TASK TO COMPLETE –
Set down the lines of this listing word for word, beginning with the line that contains "UI element localization: list" and continuing through the line that contains "table-mid-rule [112,569,702,570]", both of those lines included. Omit the pictures from your answer.

DATASET –
····················

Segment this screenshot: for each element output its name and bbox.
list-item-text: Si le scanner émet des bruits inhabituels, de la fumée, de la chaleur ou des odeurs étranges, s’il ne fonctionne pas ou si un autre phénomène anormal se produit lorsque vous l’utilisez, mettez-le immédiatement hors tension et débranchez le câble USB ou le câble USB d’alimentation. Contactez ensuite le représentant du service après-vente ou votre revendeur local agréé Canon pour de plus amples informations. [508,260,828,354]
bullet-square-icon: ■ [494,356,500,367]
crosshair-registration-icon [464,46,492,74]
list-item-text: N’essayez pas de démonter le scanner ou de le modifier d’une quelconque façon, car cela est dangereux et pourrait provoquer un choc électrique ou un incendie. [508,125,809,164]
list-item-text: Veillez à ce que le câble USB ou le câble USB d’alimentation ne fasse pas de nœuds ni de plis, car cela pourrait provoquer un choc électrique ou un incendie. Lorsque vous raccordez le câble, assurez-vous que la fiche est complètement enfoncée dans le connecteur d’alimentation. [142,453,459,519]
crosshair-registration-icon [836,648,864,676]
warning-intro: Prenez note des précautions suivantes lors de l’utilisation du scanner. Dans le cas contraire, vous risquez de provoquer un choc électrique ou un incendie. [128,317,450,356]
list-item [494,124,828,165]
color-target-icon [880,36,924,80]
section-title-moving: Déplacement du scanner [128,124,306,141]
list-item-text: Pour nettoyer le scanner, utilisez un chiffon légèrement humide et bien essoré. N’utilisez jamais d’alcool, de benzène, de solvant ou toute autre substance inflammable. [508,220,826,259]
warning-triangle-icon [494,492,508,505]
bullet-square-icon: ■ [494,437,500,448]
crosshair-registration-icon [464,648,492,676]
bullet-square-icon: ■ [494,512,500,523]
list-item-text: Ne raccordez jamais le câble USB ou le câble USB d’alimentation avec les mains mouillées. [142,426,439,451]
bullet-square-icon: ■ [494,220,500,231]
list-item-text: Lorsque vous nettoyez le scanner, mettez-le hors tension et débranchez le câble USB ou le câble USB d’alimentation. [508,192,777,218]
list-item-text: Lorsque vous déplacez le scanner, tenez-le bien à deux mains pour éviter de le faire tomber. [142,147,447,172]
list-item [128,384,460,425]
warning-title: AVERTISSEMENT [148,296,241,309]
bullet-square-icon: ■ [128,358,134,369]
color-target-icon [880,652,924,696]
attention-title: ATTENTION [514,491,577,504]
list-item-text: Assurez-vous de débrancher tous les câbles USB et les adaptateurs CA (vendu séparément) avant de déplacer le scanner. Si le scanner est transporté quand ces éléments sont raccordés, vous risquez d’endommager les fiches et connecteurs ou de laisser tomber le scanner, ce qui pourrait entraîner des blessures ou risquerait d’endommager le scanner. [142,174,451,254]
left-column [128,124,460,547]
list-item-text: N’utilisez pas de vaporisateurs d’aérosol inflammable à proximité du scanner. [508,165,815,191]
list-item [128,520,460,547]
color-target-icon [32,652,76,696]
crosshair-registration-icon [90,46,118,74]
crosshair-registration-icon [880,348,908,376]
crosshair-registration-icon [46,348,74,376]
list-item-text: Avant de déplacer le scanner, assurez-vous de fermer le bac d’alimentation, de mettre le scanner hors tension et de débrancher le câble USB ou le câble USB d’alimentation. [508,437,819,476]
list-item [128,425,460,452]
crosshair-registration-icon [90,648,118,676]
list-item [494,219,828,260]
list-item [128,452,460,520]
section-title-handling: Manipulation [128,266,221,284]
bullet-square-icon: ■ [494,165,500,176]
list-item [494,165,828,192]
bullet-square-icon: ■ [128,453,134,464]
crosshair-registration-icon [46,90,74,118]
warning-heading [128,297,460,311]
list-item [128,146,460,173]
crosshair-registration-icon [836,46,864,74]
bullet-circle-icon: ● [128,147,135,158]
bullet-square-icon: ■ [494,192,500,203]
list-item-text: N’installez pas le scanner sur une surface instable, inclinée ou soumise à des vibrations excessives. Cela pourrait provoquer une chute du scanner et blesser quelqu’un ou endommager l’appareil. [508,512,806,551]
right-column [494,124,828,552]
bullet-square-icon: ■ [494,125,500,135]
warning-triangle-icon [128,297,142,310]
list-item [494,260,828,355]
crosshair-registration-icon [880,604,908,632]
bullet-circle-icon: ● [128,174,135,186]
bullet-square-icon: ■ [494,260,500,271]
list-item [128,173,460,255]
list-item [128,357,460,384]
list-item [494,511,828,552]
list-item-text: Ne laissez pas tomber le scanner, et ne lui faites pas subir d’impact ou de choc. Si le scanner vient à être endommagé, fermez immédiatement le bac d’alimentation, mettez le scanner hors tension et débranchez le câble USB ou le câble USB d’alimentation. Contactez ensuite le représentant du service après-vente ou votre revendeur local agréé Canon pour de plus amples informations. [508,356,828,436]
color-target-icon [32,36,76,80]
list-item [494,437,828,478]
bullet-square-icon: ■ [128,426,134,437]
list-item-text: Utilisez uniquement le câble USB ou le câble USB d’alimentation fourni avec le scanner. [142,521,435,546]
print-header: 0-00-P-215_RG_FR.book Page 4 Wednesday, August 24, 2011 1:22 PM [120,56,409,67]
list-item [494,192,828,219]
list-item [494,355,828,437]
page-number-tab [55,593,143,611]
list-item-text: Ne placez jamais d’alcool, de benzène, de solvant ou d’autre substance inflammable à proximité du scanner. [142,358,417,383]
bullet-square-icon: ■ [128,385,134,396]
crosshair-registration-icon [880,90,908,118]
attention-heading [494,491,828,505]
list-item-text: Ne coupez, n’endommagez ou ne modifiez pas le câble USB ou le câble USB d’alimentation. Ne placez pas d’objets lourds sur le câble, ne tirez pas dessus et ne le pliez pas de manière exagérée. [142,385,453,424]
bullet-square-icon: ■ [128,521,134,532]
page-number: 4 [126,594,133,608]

····················

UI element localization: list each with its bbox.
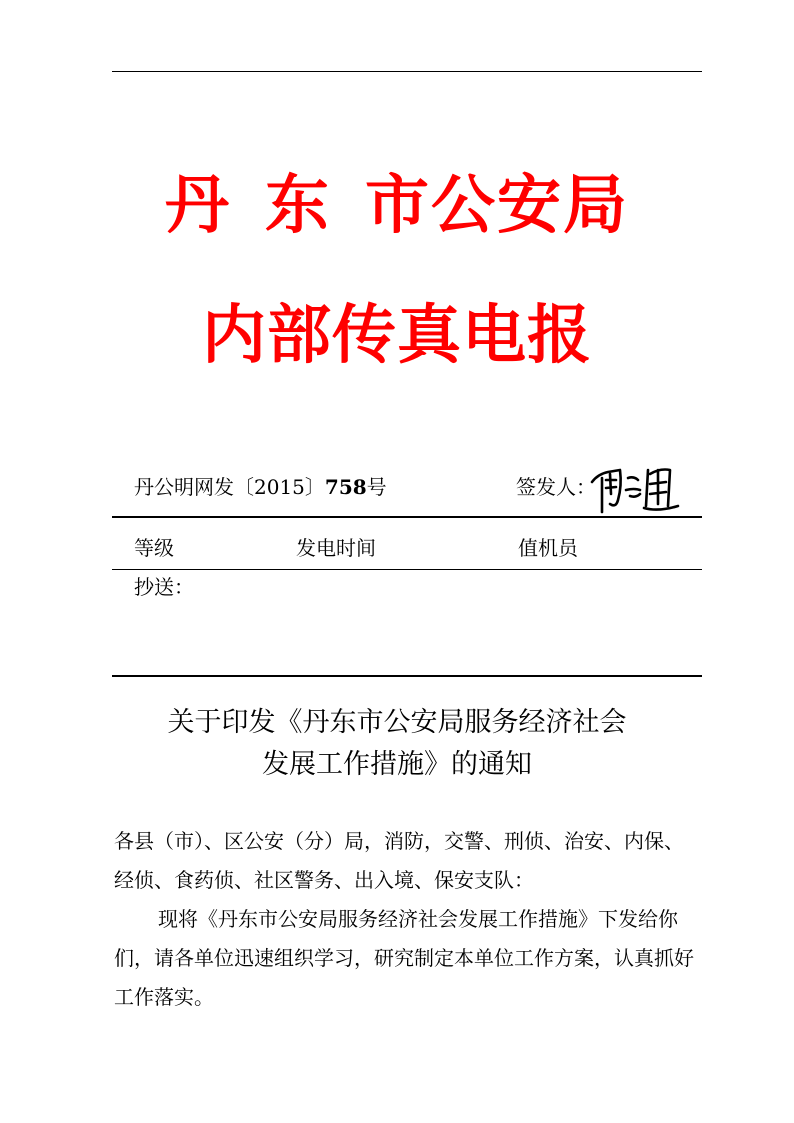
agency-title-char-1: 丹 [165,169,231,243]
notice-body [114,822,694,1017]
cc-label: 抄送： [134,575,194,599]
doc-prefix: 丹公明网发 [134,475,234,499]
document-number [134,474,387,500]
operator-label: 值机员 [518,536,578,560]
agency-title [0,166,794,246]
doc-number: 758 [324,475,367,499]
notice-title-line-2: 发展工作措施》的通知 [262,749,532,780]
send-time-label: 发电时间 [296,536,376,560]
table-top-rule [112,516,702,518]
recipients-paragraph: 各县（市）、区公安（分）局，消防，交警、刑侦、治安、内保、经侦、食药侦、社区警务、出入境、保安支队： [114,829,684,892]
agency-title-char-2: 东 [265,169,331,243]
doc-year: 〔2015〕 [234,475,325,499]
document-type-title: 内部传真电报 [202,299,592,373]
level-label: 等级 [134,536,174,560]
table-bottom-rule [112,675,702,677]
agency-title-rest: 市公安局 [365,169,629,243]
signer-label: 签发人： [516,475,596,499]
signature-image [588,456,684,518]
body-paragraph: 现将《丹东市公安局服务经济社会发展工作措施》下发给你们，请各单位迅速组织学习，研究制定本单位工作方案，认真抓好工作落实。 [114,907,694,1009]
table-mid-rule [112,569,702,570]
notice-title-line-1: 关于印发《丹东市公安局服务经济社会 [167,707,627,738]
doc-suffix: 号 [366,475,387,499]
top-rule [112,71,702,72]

····················

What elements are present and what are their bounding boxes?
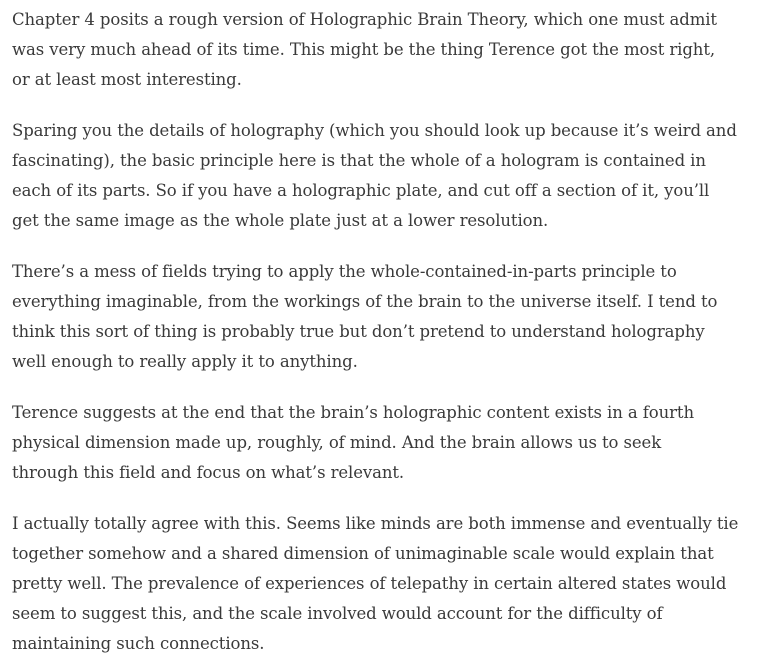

····················

THE ANSWER –
UI element localization: list each with its bbox.
agency-title-char-1: 丹 [165,169,231,243]
notice-body [114,822,694,1017]
cc-label: 抄送： [134,575,194,599]
doc-prefix: 丹公明网发 [134,475,234,499]
document-number [134,474,387,500]
operator-label: 值机员 [518,536,578,560]
agency-title [0,166,794,246]
doc-number: 758 [324,475,367,499]
notice-title-line-2: 发展工作措施》的通知 [262,749,532,780]
send-time-label: 发电时间 [296,536,376,560]
table-top-rule [112,516,702,518]
recipients-paragraph: 各县（市）、区公安（分）局，消防，交警、刑侦、治安、内保、经侦、食药侦、社区警务、出入境、保安支队： [114,829,684,892]
agency-title-char-2: 东 [265,169,331,243]
doc-year: 〔2015〕 [234,475,325,499]
document-type-title: 内部传真电报 [202,299,592,373]
level-label: 等级 [134,536,174,560]
table-bottom-rule [112,675,702,677]
agency-title-rest: 市公安局 [365,169,629,243]
signer-label: 签发人： [516,475,596,499]
signature-image [588,456,684,518]
body-paragraph: 现将《丹东市公安局服务经济社会发展工作措施》下发给你们，请各单位迅速组织学习，研究制定本单位工作方案，认真抓好工作落实。 [114,907,694,1009]
table-mid-rule [112,569,702,570]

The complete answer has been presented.